WHAT TO PRODUCE →
Wherever the word "Windows" appears in a line, extract that line.
— Begin —
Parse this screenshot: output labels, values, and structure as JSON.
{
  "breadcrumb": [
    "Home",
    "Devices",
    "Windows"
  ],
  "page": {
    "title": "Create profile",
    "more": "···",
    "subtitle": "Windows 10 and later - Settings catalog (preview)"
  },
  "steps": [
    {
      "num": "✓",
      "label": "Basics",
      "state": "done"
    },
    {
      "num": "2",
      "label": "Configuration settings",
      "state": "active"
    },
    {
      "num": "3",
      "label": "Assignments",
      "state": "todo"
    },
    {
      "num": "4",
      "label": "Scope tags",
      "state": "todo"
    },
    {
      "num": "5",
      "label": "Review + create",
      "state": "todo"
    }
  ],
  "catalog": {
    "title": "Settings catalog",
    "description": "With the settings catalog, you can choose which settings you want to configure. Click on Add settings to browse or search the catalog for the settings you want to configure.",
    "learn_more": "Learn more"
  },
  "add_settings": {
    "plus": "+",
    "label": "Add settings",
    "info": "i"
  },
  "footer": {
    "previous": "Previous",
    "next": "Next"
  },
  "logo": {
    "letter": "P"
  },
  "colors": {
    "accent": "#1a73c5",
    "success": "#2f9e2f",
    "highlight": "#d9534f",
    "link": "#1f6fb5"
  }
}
— End —
FINISHED EXERCISE →
    "Windows"
    "subtitle": "Windows 10 and later - Settings catalog (preview)"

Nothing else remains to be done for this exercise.